__Required task__: Omit the pictures, then reproduce every remaining record exactly.

__Supplied information__:
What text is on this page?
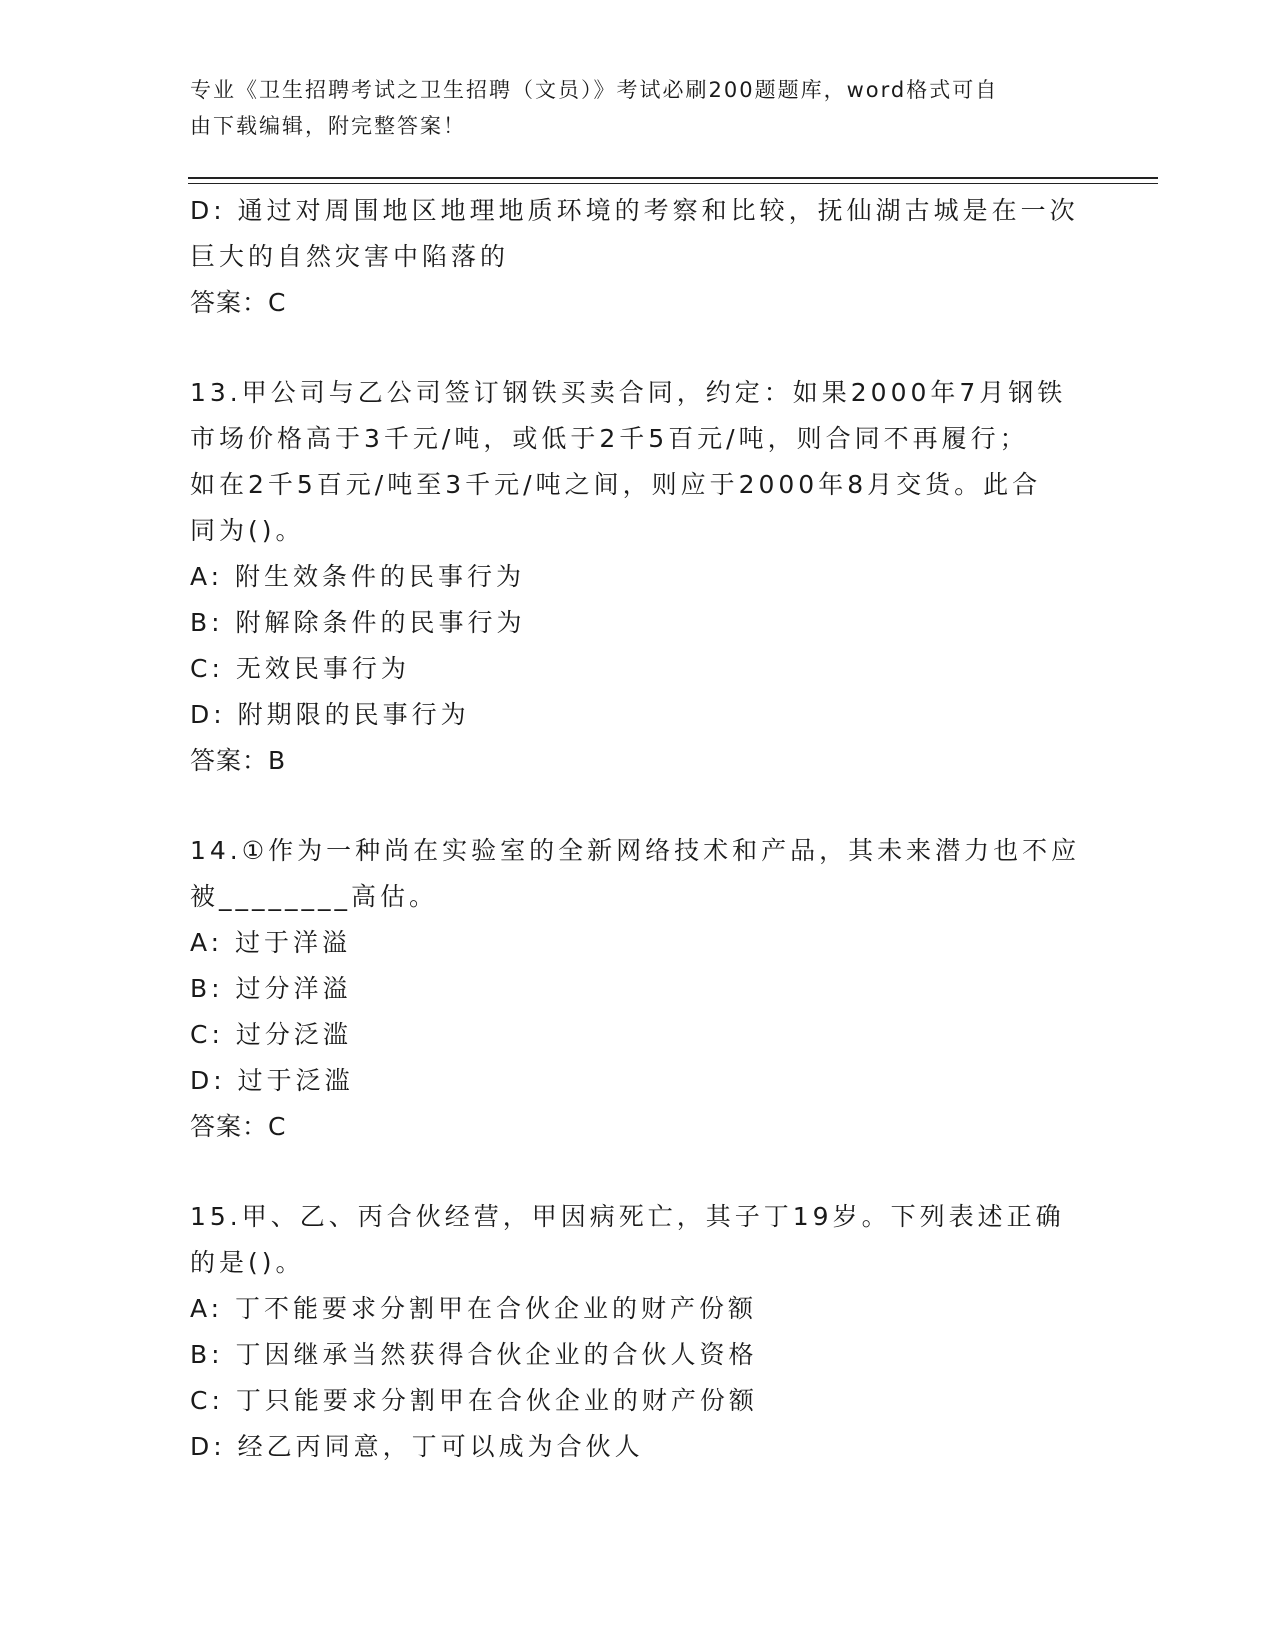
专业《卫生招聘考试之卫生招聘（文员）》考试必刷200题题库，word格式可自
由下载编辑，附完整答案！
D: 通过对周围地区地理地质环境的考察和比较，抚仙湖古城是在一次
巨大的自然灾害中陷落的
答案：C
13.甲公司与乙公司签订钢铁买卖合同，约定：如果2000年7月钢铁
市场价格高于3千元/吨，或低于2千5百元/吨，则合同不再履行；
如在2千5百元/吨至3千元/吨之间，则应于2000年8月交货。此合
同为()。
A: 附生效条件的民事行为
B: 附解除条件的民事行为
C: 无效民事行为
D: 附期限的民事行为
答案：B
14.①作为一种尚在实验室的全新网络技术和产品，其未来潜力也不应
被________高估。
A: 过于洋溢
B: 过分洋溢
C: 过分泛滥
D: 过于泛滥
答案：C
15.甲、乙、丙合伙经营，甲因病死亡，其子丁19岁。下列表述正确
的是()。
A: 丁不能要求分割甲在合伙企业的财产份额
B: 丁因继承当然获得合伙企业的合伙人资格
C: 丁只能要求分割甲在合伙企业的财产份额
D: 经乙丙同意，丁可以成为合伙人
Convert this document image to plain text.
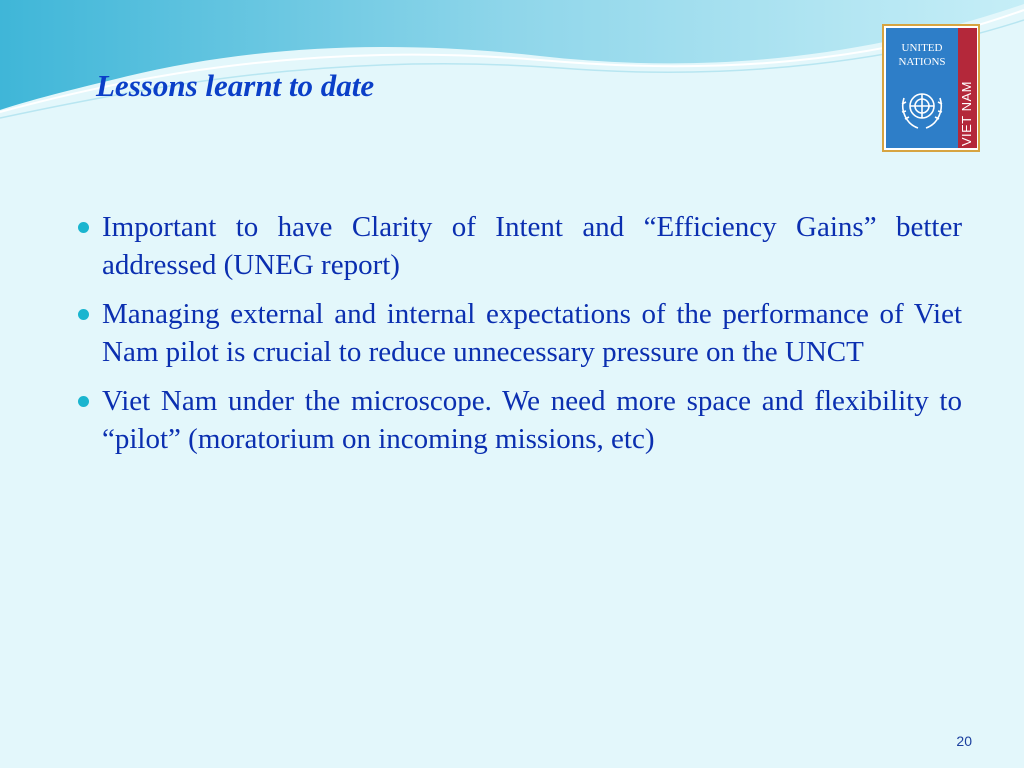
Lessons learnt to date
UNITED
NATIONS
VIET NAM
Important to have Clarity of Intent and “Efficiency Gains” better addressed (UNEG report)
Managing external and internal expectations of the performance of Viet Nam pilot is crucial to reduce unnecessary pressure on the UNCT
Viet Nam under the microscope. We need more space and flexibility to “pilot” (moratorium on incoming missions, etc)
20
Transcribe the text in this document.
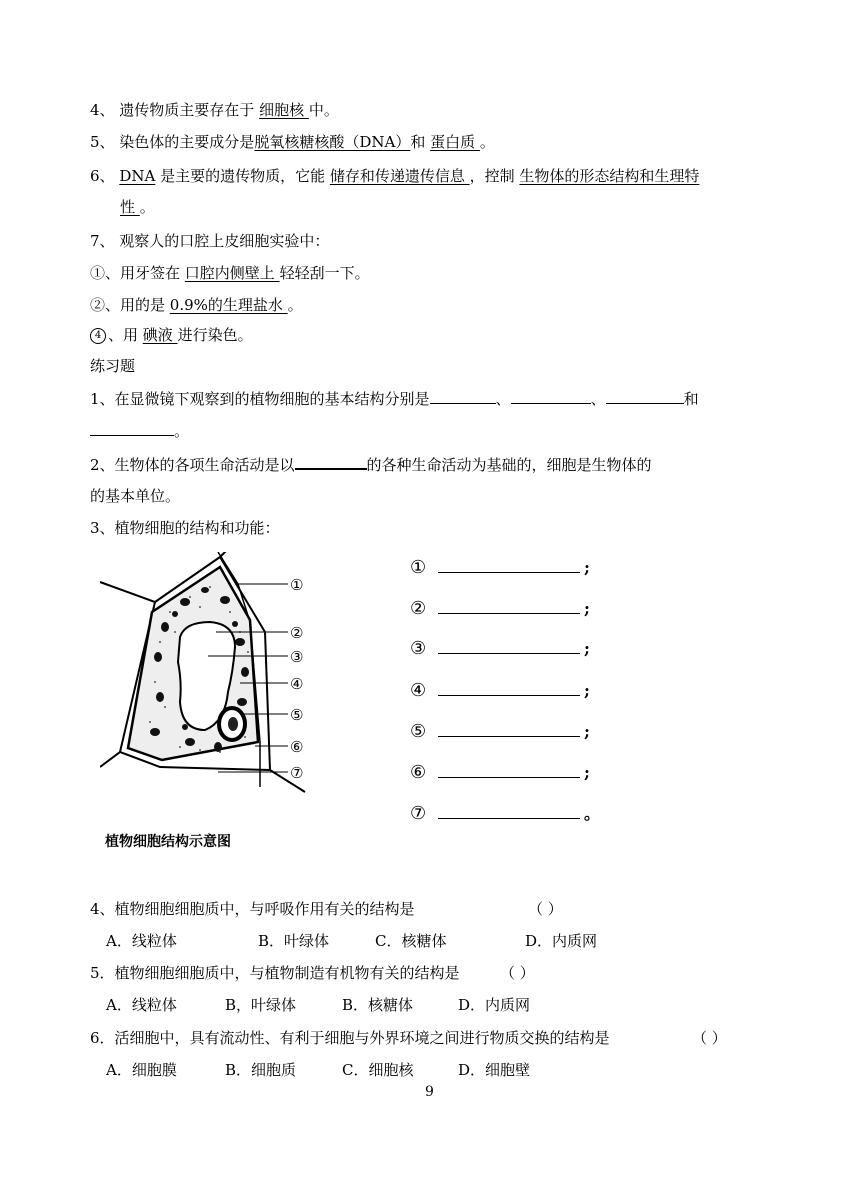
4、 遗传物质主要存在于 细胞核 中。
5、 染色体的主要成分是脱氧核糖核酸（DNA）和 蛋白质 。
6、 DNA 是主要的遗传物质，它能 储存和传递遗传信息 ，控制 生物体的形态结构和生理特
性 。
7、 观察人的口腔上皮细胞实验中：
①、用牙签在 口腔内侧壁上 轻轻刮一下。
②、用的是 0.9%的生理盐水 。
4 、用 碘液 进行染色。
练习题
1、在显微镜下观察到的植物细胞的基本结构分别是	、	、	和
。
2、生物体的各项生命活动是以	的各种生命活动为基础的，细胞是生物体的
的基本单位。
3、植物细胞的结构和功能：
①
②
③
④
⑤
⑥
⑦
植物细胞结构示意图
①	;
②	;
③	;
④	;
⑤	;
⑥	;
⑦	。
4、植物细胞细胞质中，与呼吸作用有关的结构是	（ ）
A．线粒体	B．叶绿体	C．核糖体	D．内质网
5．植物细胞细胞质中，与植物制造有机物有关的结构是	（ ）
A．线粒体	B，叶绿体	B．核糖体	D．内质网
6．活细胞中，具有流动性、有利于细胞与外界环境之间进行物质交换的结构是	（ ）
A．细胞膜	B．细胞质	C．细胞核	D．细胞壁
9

__Expected answer__:
What text is on this page?
专业《卫生招聘考试之卫生招聘（文员）》考试必刷200题题库，word格式可自
由下载编辑，附完整答案！
D: 通过对周围地区地理地质环境的考察和比较，抚仙湖古城是在一次
巨大的自然灾害中陷落的
答案：C
13.甲公司与乙公司签订钢铁买卖合同，约定：如果2000年7月钢铁
市场价格高于3千元/吨，或低于2千5百元/吨，则合同不再履行；
如在2千5百元/吨至3千元/吨之间，则应于2000年8月交货。此合
同为()。
A: 附生效条件的民事行为
B: 附解除条件的民事行为
C: 无效民事行为
D: 附期限的民事行为
答案：B
14.①作为一种尚在实验室的全新网络技术和产品，其未来潜力也不应
被________高估。
A: 过于洋溢
B: 过分洋溢
C: 过分泛滥
D: 过于泛滥
答案：C
15.甲、乙、丙合伙经营，甲因病死亡，其子丁19岁。下列表述正确
的是()。
A: 丁不能要求分割甲在合伙企业的财产份额
B: 丁因继承当然获得合伙企业的合伙人资格
C: 丁只能要求分割甲在合伙企业的财产份额
D: 经乙丙同意，丁可以成为合伙人
Convert this document image to plain text.
Lessons learnt to date
UNITED
NATIONS
VIET NAM
Important to have Clarity of Intent and “Efficiency Gains” better addressed (UNEG report)
Managing external and internal expectations of the performance of Viet Nam pilot is crucial to reduce unnecessary pressure on the UNCT
Viet Nam under the microscope. We need more space and flexibility to “pilot” (moratorium on incoming missions, etc)
20
Transcribe the text in this document.
4、 遗传物质主要存在于 细胞核 中。
5、 染色体的主要成分是脱氧核糖核酸（DNA）和 蛋白质 。
6、 DNA 是主要的遗传物质，它能 储存和传递遗传信息 ，控制 生物体的形态结构和生理特
性 。
7、 观察人的口腔上皮细胞实验中：
①、用牙签在 口腔内侧壁上 轻轻刮一下。
②、用的是 0.9%的生理盐水 。
4 、用 碘液 进行染色。
练习题
1、在显微镜下观察到的植物细胞的基本结构分别是	、	、	和
。
2、生物体的各项生命活动是以	的各种生命活动为基础的，细胞是生物体的
的基本单位。
3、植物细胞的结构和功能：
①
②
③
④
⑤
⑥
⑦
植物细胞结构示意图
①	;
②	;
③	;
④	;
⑤	;
⑥	;
⑦	。
4、植物细胞细胞质中，与呼吸作用有关的结构是	（ ）
A．线粒体	B．叶绿体	C．核糖体	D．内质网
5．植物细胞细胞质中，与植物制造有机物有关的结构是	（ ）
A．线粒体	B，叶绿体	B．核糖体	D．内质网
6．活细胞中，具有流动性、有利于细胞与外界环境之间进行物质交换的结构是	（ ）
A．细胞膜	B．细胞质	C．细胞核	D．细胞壁
9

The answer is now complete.